- DESCRIPTION OF THE TASK -
Pick out each line in these entries that contains the string "управлением".

- DATA LISTING -
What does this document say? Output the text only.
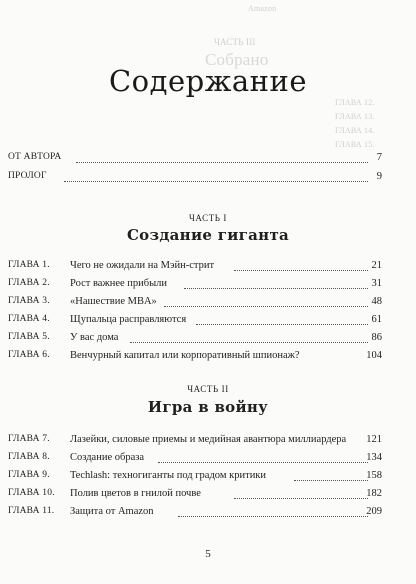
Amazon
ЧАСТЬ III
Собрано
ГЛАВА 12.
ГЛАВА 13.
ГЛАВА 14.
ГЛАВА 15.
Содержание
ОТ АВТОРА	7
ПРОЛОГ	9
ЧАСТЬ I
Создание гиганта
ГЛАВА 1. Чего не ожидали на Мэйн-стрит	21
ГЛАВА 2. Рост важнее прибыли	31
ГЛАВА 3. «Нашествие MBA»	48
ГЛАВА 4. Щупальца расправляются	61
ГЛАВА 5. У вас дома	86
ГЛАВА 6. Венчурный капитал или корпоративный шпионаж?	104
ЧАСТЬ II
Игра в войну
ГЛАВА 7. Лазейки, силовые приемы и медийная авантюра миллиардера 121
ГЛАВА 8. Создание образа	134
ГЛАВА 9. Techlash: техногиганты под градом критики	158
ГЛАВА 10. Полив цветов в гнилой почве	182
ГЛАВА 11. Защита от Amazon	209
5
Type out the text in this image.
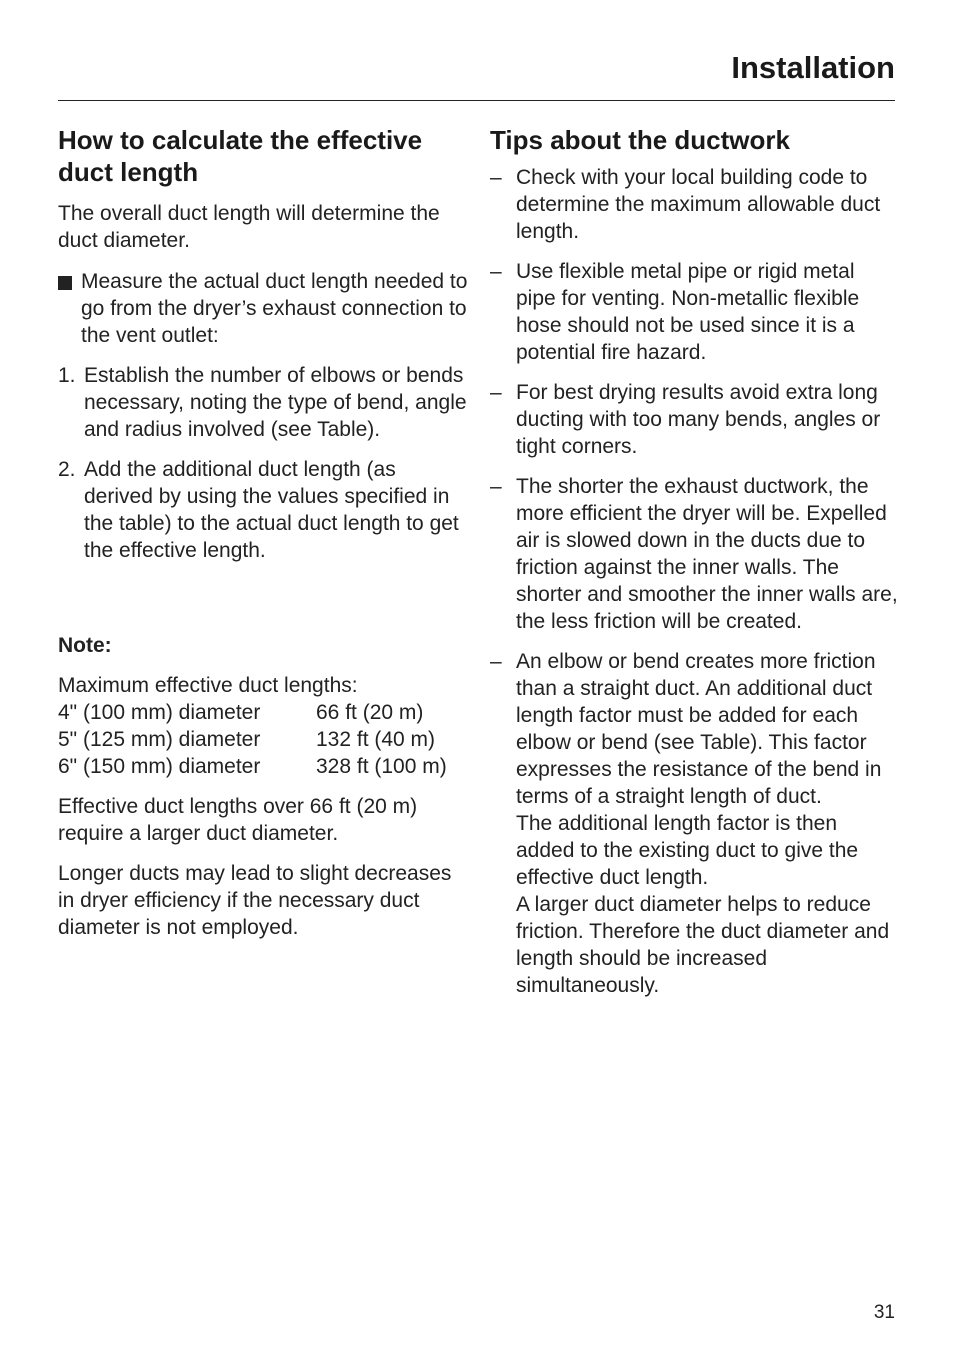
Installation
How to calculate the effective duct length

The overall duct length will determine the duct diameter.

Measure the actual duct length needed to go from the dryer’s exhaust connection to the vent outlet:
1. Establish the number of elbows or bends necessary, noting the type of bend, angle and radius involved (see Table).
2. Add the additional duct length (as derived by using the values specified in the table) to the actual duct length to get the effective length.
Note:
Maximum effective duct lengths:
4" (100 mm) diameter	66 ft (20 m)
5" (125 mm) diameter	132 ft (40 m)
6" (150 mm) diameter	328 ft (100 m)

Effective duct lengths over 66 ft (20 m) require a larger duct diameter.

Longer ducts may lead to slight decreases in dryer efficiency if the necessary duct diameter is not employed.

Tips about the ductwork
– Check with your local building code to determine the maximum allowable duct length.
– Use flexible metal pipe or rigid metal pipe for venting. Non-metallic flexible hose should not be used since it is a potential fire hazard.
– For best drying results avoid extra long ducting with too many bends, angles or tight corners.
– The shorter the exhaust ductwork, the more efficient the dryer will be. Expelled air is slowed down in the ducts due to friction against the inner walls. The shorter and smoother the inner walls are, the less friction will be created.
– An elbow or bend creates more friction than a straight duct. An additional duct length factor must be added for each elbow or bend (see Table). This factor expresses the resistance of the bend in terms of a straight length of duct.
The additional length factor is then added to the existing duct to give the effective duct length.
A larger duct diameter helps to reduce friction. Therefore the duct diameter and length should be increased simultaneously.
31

==

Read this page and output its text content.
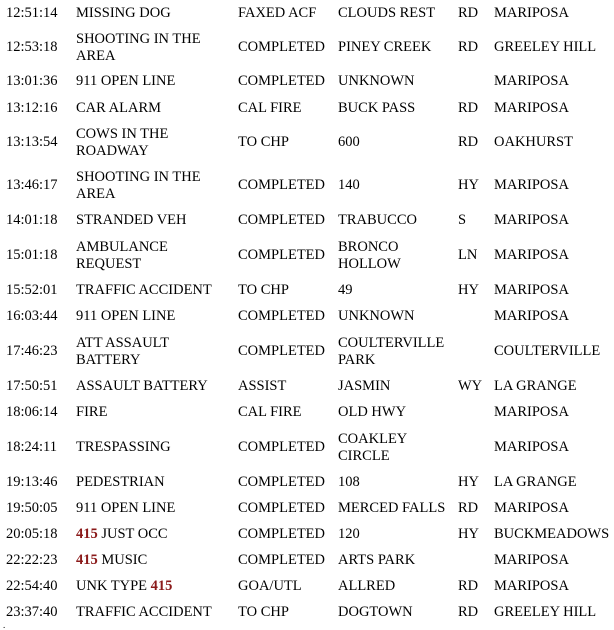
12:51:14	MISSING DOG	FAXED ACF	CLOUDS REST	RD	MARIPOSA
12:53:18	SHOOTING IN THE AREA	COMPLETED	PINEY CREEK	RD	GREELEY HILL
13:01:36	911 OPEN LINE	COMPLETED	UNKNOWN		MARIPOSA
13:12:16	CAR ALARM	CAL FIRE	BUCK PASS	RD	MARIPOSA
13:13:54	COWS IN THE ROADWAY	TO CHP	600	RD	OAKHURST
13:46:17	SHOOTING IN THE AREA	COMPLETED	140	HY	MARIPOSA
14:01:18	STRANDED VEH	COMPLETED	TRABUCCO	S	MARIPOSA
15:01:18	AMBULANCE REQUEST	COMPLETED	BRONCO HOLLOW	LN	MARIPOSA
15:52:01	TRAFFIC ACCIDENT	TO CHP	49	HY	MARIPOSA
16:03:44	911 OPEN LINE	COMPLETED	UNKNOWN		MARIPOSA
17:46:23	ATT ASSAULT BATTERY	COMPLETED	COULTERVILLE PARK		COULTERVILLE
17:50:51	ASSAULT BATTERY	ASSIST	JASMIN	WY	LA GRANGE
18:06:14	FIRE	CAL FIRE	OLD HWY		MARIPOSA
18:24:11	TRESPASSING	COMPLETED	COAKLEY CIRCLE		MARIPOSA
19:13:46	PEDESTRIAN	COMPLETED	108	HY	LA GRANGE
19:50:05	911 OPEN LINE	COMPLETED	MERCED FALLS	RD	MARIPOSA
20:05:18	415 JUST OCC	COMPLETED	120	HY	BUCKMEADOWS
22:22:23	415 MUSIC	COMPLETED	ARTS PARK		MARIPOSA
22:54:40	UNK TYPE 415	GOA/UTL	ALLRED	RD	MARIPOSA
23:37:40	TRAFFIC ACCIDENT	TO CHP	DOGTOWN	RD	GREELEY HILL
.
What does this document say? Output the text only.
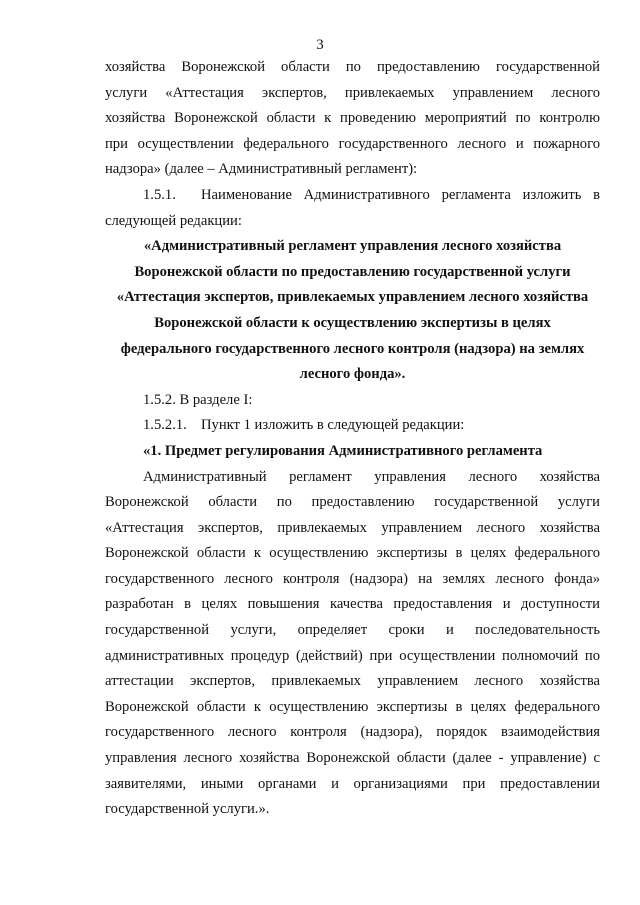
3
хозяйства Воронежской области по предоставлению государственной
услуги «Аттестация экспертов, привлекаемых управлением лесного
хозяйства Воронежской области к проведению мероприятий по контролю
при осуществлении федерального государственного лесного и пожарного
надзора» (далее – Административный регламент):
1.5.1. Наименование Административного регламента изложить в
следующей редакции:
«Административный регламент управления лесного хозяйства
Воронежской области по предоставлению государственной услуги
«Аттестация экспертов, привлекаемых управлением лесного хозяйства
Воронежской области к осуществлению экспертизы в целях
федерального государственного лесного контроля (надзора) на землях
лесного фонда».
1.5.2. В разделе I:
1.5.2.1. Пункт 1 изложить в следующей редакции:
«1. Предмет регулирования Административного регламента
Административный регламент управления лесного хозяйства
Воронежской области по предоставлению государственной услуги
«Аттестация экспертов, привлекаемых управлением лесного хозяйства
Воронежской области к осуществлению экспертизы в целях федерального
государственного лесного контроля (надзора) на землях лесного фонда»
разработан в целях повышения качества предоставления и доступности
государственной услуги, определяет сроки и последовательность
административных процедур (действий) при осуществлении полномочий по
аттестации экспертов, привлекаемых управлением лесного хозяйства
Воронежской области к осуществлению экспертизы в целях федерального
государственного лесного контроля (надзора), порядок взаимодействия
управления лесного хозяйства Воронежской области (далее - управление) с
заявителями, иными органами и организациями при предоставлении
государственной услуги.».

--

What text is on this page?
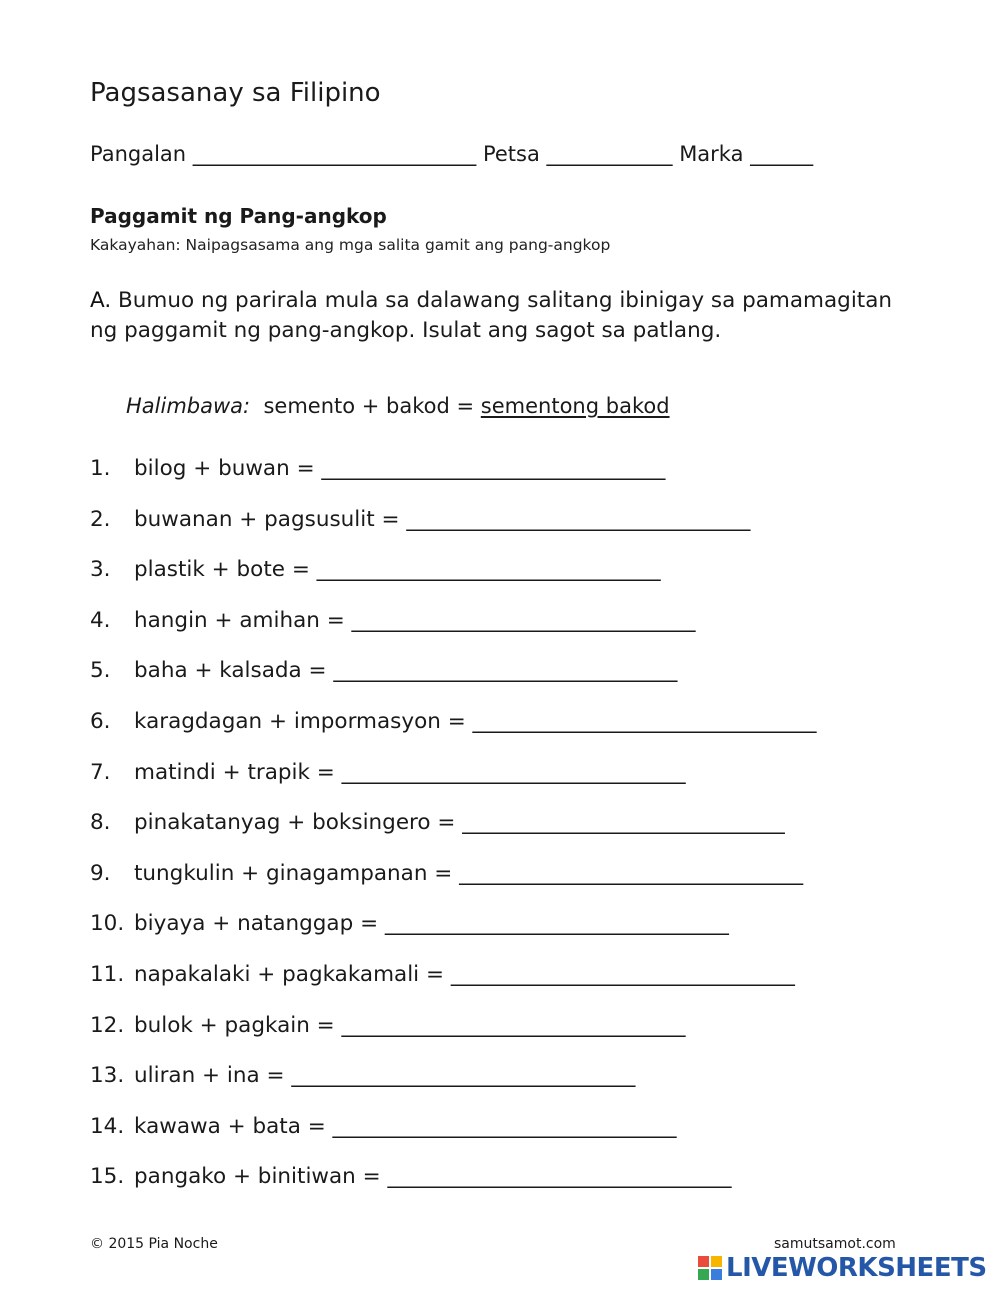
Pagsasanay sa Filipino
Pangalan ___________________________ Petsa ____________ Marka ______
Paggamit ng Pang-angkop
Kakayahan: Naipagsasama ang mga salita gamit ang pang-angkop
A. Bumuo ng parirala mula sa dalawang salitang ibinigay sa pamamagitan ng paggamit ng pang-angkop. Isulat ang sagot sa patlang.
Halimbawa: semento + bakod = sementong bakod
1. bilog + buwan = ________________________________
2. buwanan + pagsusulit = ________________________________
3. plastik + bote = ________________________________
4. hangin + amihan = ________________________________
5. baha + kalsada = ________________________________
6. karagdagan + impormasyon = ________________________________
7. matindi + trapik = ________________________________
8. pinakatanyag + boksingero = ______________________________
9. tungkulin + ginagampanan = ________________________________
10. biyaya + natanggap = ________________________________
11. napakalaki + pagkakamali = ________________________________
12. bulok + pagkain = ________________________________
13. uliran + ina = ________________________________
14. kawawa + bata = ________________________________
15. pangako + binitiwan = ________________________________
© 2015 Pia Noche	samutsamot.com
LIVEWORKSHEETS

- OUTPUT FOR THIS EXERCISE -
услуги «Аттестация экспертов, привлекаемых управлением лесного
«Аттестация экспертов, привлекаемых управлением лесного хозяйства
«Аттестация экспертов, привлекаемых управлением лесного хозяйства
аттестации экспертов, привлекаемых управлением лесного хозяйства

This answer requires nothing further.